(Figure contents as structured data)
+++

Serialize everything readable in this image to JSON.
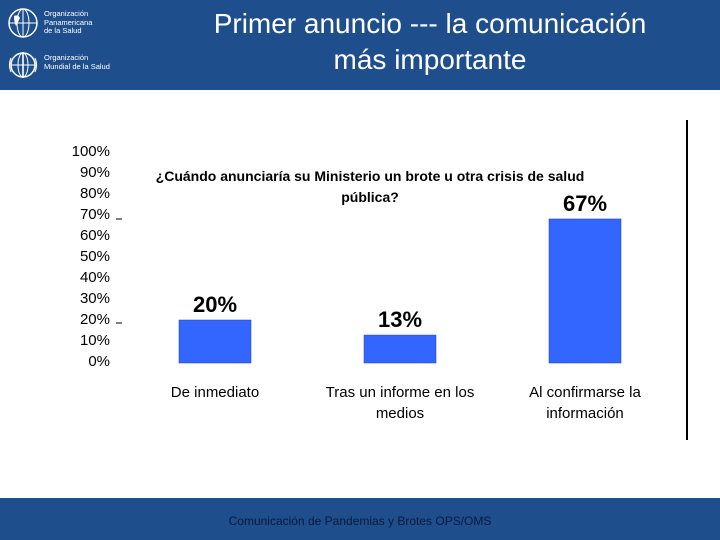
{
  "header": {
    "org1": [
      "Organización",
      "Panamericana",
      "de la Salud"
    ],
    "org2": [
      "Organización",
      "Mundial de la Salud"
    ],
    "title_line1": "Primer anuncio --- la comunicación",
    "title_line2": "más importante",
    "logo1_icon": "paho-globe-logo-icon",
    "logo2_icon": "who-emblem-logo-icon",
    "bg_color": "#1f4e8c"
  },
  "footer": {
    "text": "Comunicación de Pandemias y Brotes OPS/OMS"
  },
  "chart_data": {
    "type": "bar",
    "title_line1": "¿Cuándo anunciaría su Ministerio un brote u otra crisis de salud",
    "title_line2": "pública?",
    "categories": [
      [
        "De inmediato"
      ],
      [
        "Tras un informe en los",
        "medios"
      ],
      [
        "Al confirmarse la",
        "información"
      ]
    ],
    "values": [
      20,
      13,
      67
    ],
    "data_labels": [
      "20%",
      "13%",
      "67%"
    ],
    "y_ticks": [
      "100%",
      "90%",
      "80%",
      "70%",
      "60%",
      "50%",
      "40%",
      "30%",
      "20%",
      "10%",
      "0%"
    ],
    "ylim": [
      0,
      100
    ],
    "bar_color": "#3366ff",
    "grid": false
  }
}
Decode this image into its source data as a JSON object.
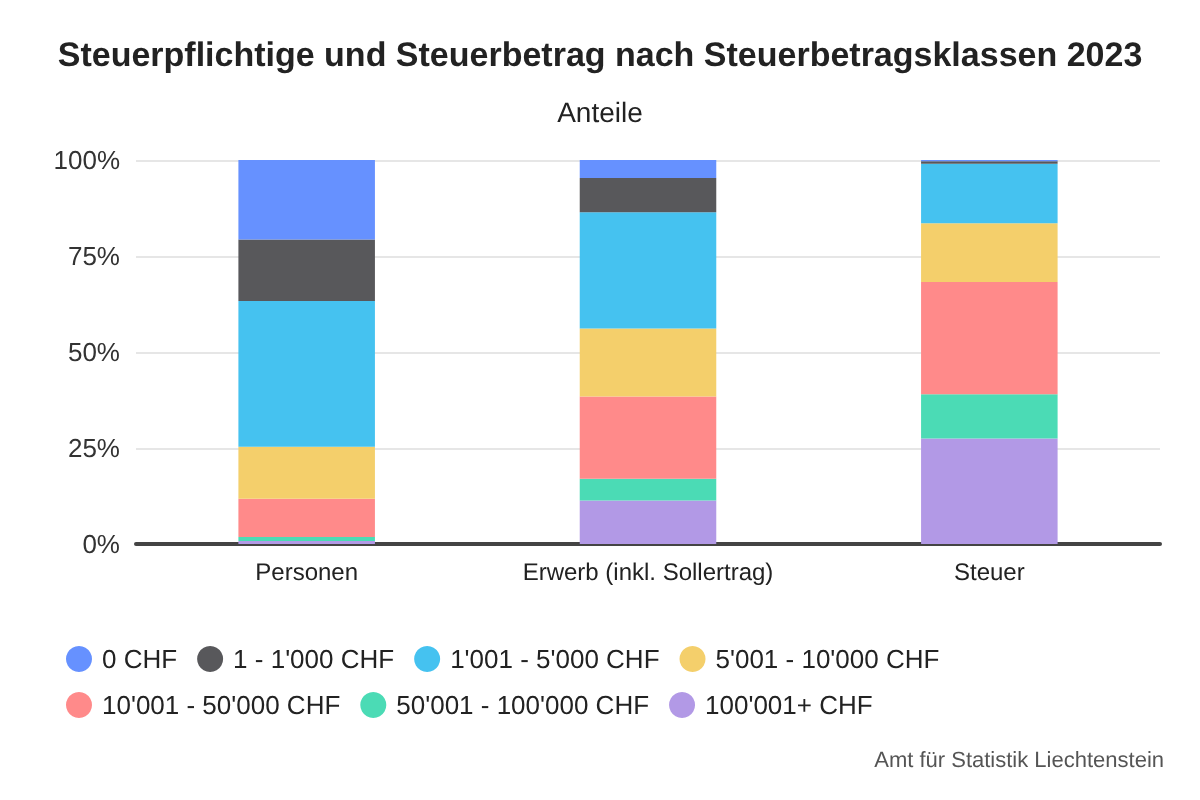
{
  "chart_data": {
    "type": "bar",
    "stacked": true,
    "title": "Steuerpflichtige und Steuerbetrag nach Steuerbetragsklassen 2023",
    "subtitle": "Anteile",
    "categories": [
      "Personen",
      "Erwerb (inkl. Sollertrag)",
      "Steuer"
    ],
    "series": [
      {
        "name": "100'001+ CHF",
        "color": "#b299e6",
        "values": [
          0.8,
          11.3,
          27.5
        ]
      },
      {
        "name": "50'001 - 100'000 CHF",
        "color": "#4bdbb5",
        "values": [
          1,
          5.7,
          11.5
        ]
      },
      {
        "name": "10'001 - 50'000 CHF",
        "color": "#ff8a8a",
        "values": [
          10,
          21.4,
          29.2
        ]
      },
      {
        "name": "5'001 - 10'000 CHF",
        "color": "#f4cf6b",
        "values": [
          13.5,
          17.7,
          15.3
        ]
      },
      {
        "name": "1'001 - 5'000 CHF",
        "color": "#45c2f0",
        "values": [
          38,
          30.3,
          15.5
        ]
      },
      {
        "name": "1 - 1'000 CHF",
        "color": "#58585b",
        "values": [
          16,
          8.9,
          0.7
        ]
      },
      {
        "name": "0 CHF",
        "color": "#6691ff",
        "values": [
          20.7,
          4.7,
          0.3
        ]
      }
    ],
    "ylim": [
      0,
      100
    ],
    "yticks": [
      {
        "value": 0,
        "label": "0%"
      },
      {
        "value": 25,
        "label": "25%"
      },
      {
        "value": 50,
        "label": "50%"
      },
      {
        "value": 75,
        "label": "75%"
      },
      {
        "value": 100,
        "label": "100%"
      }
    ],
    "grid": "y",
    "legend": "bottom",
    "annotations": [
      "Amt für Statistik Liechtenstein"
    ]
  }
}
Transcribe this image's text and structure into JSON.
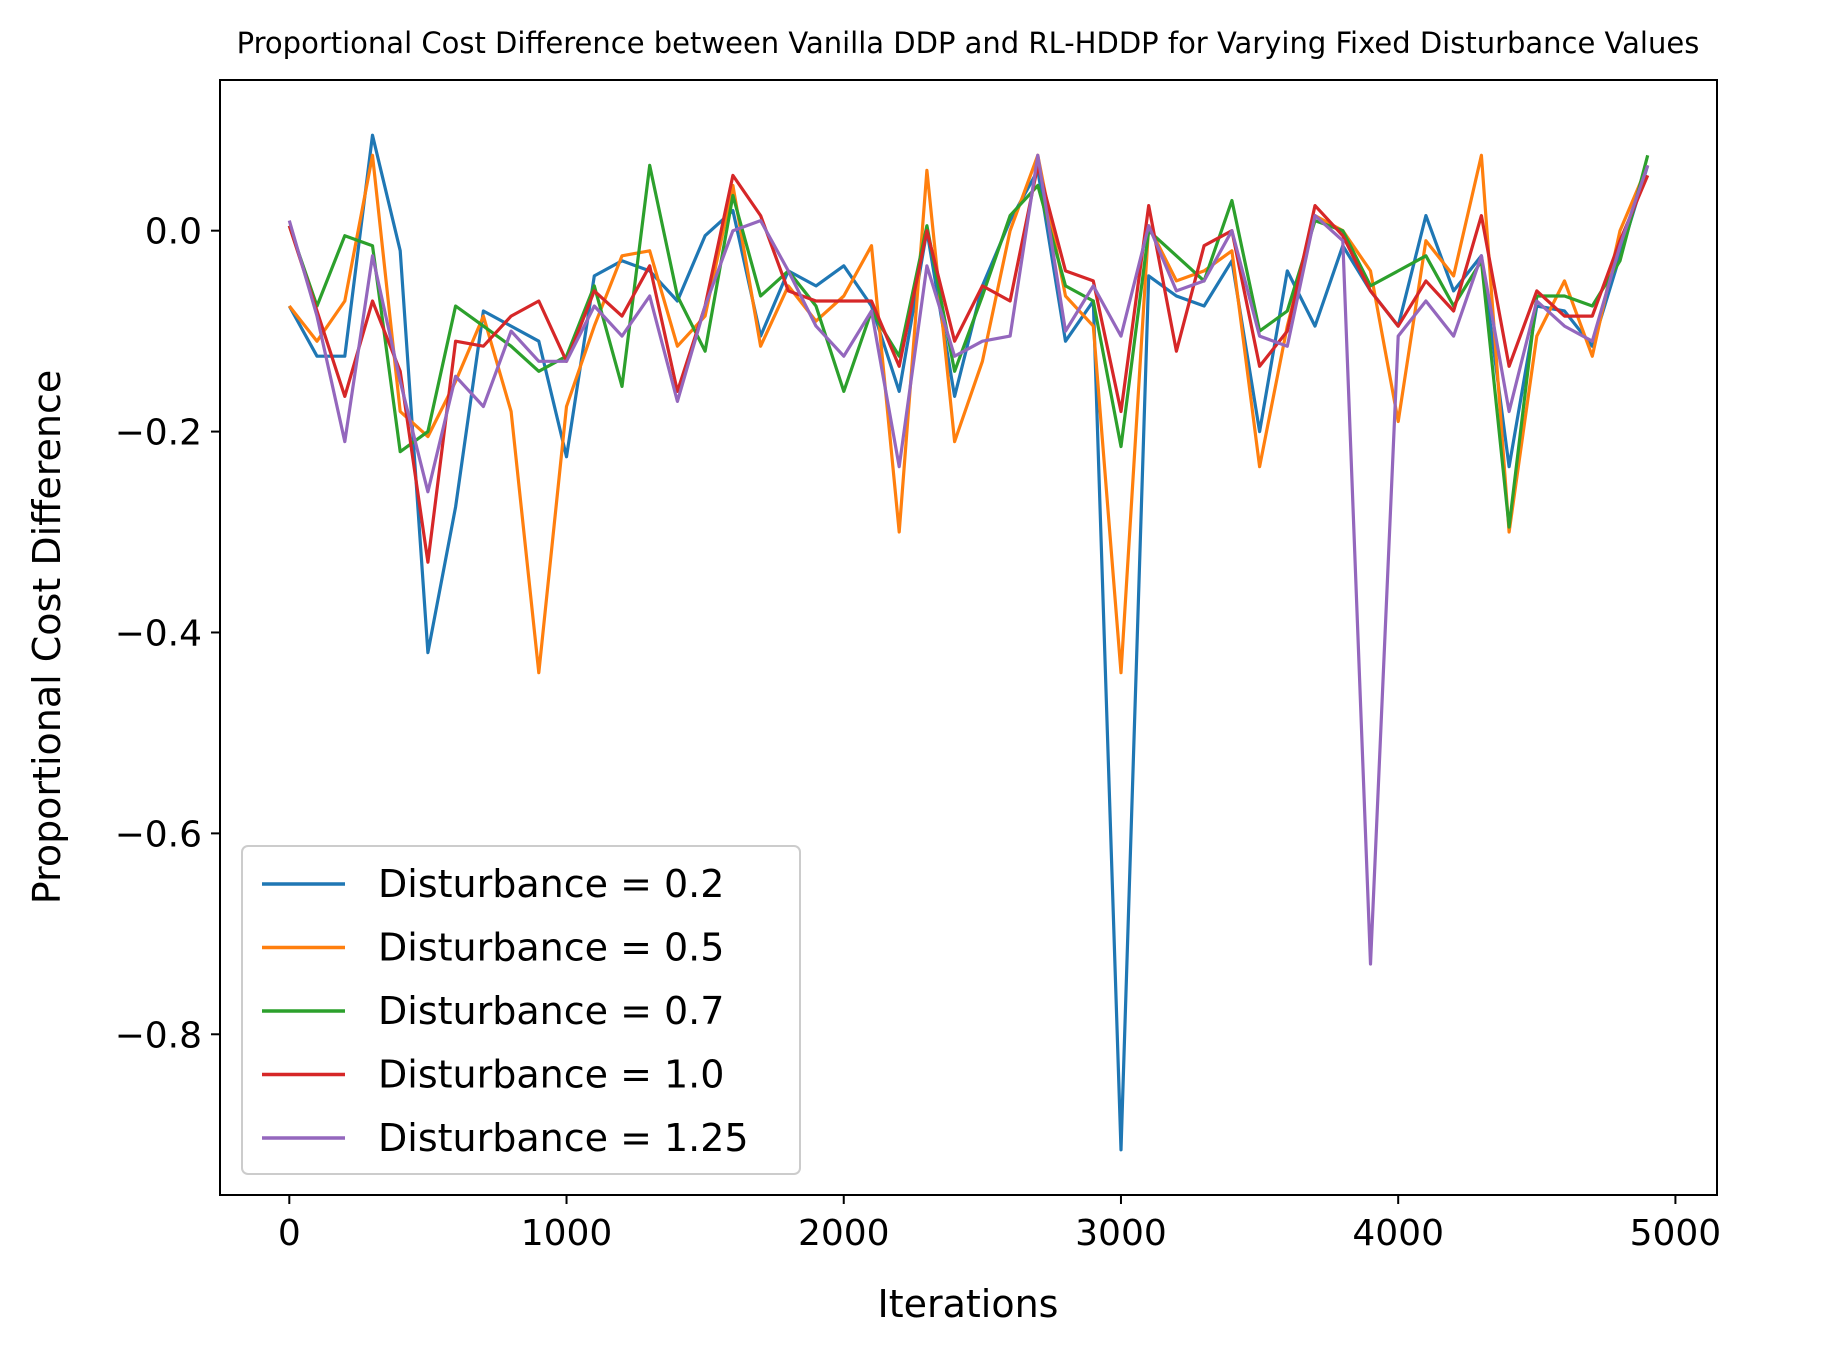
{
  "chart_data": {
    "type": "line",
    "title": "Proportional Cost Difference between Vanilla DDP and RL-HDDP for Varying Fixed Disturbance Values",
    "xlabel": "Iterations",
    "ylabel": "Proportional Cost Difference",
    "xlim": [
      -250,
      5150
    ],
    "ylim": [
      -0.96,
      0.15
    ],
    "xticks": [
      0,
      1000,
      2000,
      3000,
      4000,
      5000
    ],
    "xtick_labels": [
      "0",
      "1000",
      "2000",
      "3000",
      "4000",
      "5000"
    ],
    "yticks": [
      0.0,
      -0.2,
      -0.4,
      -0.6,
      -0.8
    ],
    "ytick_labels": [
      "0.0",
      "−0.2",
      "−0.4",
      "−0.6",
      "−0.8"
    ],
    "grid": false,
    "legend_position": "lower-left",
    "x": [
      0,
      100,
      200,
      300,
      400,
      500,
      600,
      700,
      800,
      900,
      1000,
      1100,
      1200,
      1300,
      1400,
      1500,
      1600,
      1700,
      1800,
      1900,
      2000,
      2100,
      2200,
      2300,
      2400,
      2500,
      2600,
      2700,
      2800,
      2900,
      3000,
      3100,
      3200,
      3300,
      3400,
      3500,
      3600,
      3700,
      3800,
      3900,
      4000,
      4100,
      4200,
      4300,
      4400,
      4500,
      4600,
      4700,
      4800,
      4900
    ],
    "series": [
      {
        "name": "Disturbance = 0.2",
        "color": "#1f77b4",
        "values": [
          -0.075,
          -0.125,
          -0.125,
          0.095,
          -0.02,
          -0.42,
          -0.275,
          -0.08,
          -0.095,
          -0.11,
          -0.225,
          -0.045,
          -0.03,
          -0.04,
          -0.07,
          -0.005,
          0.02,
          -0.105,
          -0.04,
          -0.055,
          -0.035,
          -0.075,
          -0.16,
          0.0,
          -0.165,
          -0.055,
          0.01,
          0.06,
          -0.11,
          -0.07,
          -0.915,
          -0.045,
          -0.065,
          -0.075,
          -0.03,
          -0.2,
          -0.04,
          -0.095,
          -0.015,
          -0.06,
          -0.095,
          0.015,
          -0.06,
          -0.025,
          -0.235,
          -0.075,
          -0.08,
          -0.115,
          -0.025,
          0.065
        ]
      },
      {
        "name": "Disturbance = 0.5",
        "color": "#ff7f0e",
        "values": [
          -0.075,
          -0.11,
          -0.07,
          0.075,
          -0.18,
          -0.205,
          -0.15,
          -0.085,
          -0.18,
          -0.44,
          -0.175,
          -0.095,
          -0.025,
          -0.02,
          -0.115,
          -0.085,
          0.045,
          -0.115,
          -0.055,
          -0.09,
          -0.065,
          -0.015,
          -0.3,
          0.06,
          -0.21,
          -0.13,
          0.0,
          0.075,
          -0.065,
          -0.095,
          -0.44,
          0.005,
          -0.05,
          -0.04,
          -0.02,
          -0.235,
          -0.095,
          0.015,
          0.0,
          -0.04,
          -0.19,
          -0.01,
          -0.045,
          0.075,
          -0.3,
          -0.105,
          -0.05,
          -0.125,
          0.0,
          0.065
        ]
      },
      {
        "name": "Disturbance = 0.7",
        "color": "#2ca02c",
        "values": [
          0.005,
          -0.075,
          -0.005,
          -0.015,
          -0.22,
          -0.2,
          -0.075,
          -0.095,
          -0.115,
          -0.14,
          -0.125,
          -0.055,
          -0.155,
          0.065,
          -0.065,
          -0.12,
          0.035,
          -0.065,
          -0.04,
          -0.075,
          -0.16,
          -0.08,
          -0.125,
          0.005,
          -0.14,
          -0.065,
          0.015,
          0.045,
          -0.055,
          -0.07,
          -0.215,
          0.0,
          -0.025,
          -0.05,
          0.03,
          -0.1,
          -0.08,
          0.01,
          0.0,
          -0.055,
          -0.04,
          -0.025,
          -0.075,
          -0.03,
          -0.295,
          -0.065,
          -0.065,
          -0.075,
          -0.03,
          0.075
        ]
      },
      {
        "name": "Disturbance = 1.0",
        "color": "#d62728",
        "values": [
          0.005,
          -0.08,
          -0.165,
          -0.07,
          -0.14,
          -0.33,
          -0.11,
          -0.115,
          -0.085,
          -0.07,
          -0.13,
          -0.06,
          -0.085,
          -0.035,
          -0.16,
          -0.075,
          0.055,
          0.015,
          -0.06,
          -0.07,
          -0.07,
          -0.07,
          -0.135,
          0.0,
          -0.11,
          -0.055,
          -0.07,
          0.065,
          -0.04,
          -0.05,
          -0.18,
          0.025,
          -0.12,
          -0.015,
          0.0,
          -0.135,
          -0.1,
          0.025,
          -0.005,
          -0.06,
          -0.095,
          -0.05,
          -0.08,
          0.015,
          -0.135,
          -0.06,
          -0.085,
          -0.085,
          -0.01,
          0.055
        ]
      },
      {
        "name": "Disturbance = 1.25",
        "color": "#9467bd",
        "values": [
          0.01,
          -0.085,
          -0.21,
          -0.025,
          -0.15,
          -0.26,
          -0.145,
          -0.175,
          -0.1,
          -0.13,
          -0.13,
          -0.075,
          -0.105,
          -0.065,
          -0.17,
          -0.075,
          0.0,
          0.01,
          -0.04,
          -0.095,
          -0.125,
          -0.08,
          -0.235,
          -0.035,
          -0.125,
          -0.11,
          -0.105,
          0.075,
          -0.1,
          -0.055,
          -0.105,
          0.005,
          -0.06,
          -0.05,
          0.0,
          -0.105,
          -0.115,
          0.015,
          -0.01,
          -0.73,
          -0.105,
          -0.07,
          -0.105,
          -0.025,
          -0.18,
          -0.07,
          -0.095,
          -0.11,
          -0.015,
          0.065
        ]
      }
    ]
  }
}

+++

◆ **WHAT THE TASK ASKS**: Pull every line holding "into" out of the records.

◆ **TASK RESULT**:
Decode this image into its source data as a JSON object.
Transcribe this image's text and structure into JSON.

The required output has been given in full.